Task description: Take each line containing the word "Yazma" and copy it.

Supplied records:
-- Begin --

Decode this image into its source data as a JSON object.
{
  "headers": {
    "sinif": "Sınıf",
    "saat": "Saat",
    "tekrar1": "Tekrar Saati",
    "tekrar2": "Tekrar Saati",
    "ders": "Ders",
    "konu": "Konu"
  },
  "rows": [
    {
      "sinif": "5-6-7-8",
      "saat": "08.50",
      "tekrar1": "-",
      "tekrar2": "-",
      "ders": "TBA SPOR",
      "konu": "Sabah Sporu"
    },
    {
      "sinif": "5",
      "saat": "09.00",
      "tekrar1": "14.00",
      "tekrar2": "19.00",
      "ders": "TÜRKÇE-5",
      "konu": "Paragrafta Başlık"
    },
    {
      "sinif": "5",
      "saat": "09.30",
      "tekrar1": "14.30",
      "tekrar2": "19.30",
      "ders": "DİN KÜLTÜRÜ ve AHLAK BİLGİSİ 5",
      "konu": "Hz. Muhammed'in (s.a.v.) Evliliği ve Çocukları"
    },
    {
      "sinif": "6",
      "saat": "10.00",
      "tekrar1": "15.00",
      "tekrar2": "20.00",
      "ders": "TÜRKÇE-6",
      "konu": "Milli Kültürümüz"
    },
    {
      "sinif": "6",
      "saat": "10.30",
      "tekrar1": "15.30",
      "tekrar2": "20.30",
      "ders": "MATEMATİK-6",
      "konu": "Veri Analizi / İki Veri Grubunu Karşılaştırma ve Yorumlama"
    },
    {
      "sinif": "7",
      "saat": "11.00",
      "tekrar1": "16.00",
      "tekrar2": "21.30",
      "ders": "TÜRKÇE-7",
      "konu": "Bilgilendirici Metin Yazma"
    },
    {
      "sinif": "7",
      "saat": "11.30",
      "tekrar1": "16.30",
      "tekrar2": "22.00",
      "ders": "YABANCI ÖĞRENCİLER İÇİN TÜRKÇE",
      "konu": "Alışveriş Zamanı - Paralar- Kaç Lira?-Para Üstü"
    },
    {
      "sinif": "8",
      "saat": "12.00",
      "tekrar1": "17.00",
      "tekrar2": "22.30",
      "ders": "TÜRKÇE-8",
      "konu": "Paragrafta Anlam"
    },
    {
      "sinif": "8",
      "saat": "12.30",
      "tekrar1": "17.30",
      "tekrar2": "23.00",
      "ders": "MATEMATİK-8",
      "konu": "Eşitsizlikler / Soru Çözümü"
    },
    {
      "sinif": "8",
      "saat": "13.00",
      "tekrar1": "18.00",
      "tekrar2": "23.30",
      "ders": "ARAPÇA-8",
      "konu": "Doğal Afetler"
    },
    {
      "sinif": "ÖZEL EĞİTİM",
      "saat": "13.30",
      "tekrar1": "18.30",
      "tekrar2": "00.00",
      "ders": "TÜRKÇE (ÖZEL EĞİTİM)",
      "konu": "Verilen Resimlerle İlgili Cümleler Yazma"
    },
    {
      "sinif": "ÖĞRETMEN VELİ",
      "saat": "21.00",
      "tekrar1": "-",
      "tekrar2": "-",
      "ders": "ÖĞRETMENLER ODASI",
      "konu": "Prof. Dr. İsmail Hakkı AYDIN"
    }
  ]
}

-- End --

Reply:
      "konu": "Bilgilendirici Metin Yazma"
      "konu": "Verilen Resimlerle İlgili Cümleler Yazma"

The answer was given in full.